Prolonga el texto de estudio sobre los apelativos que dos blogueros de El Mundo dedicaron a Kim Schmitz, escribiendo a partir de su última oración.

──────── TEXTO DE ESTUDIO ────────

Dos blogueros del diario El Mundo de España se han referido en estos días al tema de la reciente detención en Nueva Zelanda de Kim Schmitz, el fundador de Megaupload. En un país en donde la prensa formal -aun en sus secciones de opinión- suele ser extremadamente cautelosa para evitar posibles ofensas a grupos de individuos, los dos blogueros en cuestión se han referido al detenido Schmitz con expresiones como "el presunto gordo más escurridizo del mundo" o "el gordi de Megaupload" ("al que le vendría de perlas un ratito adelgazador en el trullo").
Estas expresiones, que solo sirven para poner de relieve una cualidad física o estética de una persona, dejando en segundo plano el motivo real por el cual esta persona es noticia, resultan claramente peyorativas y malsonantes, incluso para aquellos que no comulgamos con el uso de eufemismos a la hora de evitar llamar con nombres comunes a los grupos de individuos o a los individuos que pertenecen a estos grupos.
Es un hecho realmente lamentable que un escritor -y más en un diario como El Mundo- considere más importante llamar "presunto gordo" a quien es, con bastante probabilidad, un presunto delincuente (y con seguridad un presunto inocente), así como triste e inexplicable que otro emplee una expresión como "el gordi de Megaupload", para colocar por encima de las acciones, reales o presuntas, del sujeto un detalle tan intrascendente como su apariencia física.

──────── LISTADO DE DATOS ────────

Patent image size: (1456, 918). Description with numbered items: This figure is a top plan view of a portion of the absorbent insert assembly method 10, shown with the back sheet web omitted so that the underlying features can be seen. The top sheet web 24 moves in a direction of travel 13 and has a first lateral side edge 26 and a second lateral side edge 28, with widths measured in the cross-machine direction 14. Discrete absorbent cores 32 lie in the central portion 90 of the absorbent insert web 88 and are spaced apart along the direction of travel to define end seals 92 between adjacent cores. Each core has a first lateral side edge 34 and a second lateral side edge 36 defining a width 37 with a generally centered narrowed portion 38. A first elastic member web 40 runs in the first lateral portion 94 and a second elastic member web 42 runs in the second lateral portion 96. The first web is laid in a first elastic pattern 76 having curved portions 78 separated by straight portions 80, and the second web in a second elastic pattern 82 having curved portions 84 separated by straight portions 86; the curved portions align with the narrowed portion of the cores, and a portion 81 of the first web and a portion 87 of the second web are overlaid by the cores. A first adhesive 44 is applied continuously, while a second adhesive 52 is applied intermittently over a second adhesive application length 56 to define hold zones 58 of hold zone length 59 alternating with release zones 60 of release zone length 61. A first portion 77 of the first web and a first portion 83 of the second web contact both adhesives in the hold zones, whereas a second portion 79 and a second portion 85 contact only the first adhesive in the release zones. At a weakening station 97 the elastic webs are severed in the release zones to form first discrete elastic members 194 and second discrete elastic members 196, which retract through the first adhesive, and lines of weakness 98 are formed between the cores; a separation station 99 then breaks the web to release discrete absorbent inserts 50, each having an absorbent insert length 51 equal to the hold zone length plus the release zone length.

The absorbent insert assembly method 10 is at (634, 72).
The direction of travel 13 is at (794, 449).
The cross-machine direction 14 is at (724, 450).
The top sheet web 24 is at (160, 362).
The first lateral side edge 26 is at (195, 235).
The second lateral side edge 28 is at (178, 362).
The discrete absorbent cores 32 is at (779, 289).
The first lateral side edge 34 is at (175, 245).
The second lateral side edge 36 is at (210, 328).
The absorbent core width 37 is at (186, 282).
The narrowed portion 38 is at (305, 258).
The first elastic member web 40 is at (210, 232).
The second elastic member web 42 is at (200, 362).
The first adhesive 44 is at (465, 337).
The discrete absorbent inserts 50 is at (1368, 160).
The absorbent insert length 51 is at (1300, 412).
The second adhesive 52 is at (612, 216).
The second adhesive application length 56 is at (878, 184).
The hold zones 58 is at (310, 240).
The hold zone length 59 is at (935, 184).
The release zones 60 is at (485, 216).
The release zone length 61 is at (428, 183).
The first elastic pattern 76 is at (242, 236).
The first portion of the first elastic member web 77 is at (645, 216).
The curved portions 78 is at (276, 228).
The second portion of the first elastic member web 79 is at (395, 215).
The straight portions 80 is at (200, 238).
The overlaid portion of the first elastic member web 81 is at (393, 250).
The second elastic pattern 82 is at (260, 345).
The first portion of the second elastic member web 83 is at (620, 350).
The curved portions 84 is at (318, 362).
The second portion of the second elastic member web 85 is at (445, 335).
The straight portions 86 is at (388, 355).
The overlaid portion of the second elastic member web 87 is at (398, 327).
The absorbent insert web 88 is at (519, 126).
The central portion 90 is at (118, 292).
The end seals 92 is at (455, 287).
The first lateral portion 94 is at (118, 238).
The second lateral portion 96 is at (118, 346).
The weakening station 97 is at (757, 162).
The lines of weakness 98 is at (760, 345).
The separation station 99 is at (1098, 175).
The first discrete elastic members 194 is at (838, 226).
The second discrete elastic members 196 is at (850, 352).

────────

● **RESULTADO**
Tal vez porque el señor Schmitz está preso en los antípodas, muy lejos de España, resulte más fácil llamarlo gordo, para degradar su imagen, para hacer más repugnantes sus delitos o para sugerir una relación entre su volumen físico y la envergadura de sus negocios. Es probable, pues, que ni Schmitz ni sus adeptos españoles reaccionen ante la ofensa.
Pero si los mismos blogueros -u otros- hubiesen llamado en su momento "presunto gordo" al director Álex de la Iglesia o "gordi" al actor Santiago Segura (solo por poner dos ejemplos) o hubiesen recomendado a cualquier persona gorda una cura adelgazatoria en la cárcel, es casi seguro que el escándalo estaría servido en España, en donde las susceptibilidades están a flor de piel.
No cabe la menor duda acerca de que la libertad de expresión tiene un valor superior al de las sensibilidades individuales, pero las ofensas desembozadas, rayanas en la vulgaridad, no son algo que los lectores y consumidores de opinión acojan con regocijo.
Tal vez El Mundo debería aprender de su gran competidor -el diario El País- que para referirse al mismo personaje ha utilizado expresiones bastante menos discriminatorias como "el extravagante dueño de Megaupload" o la "oronda figura de más de 140 kilos de excentricidad en dos metros de altura".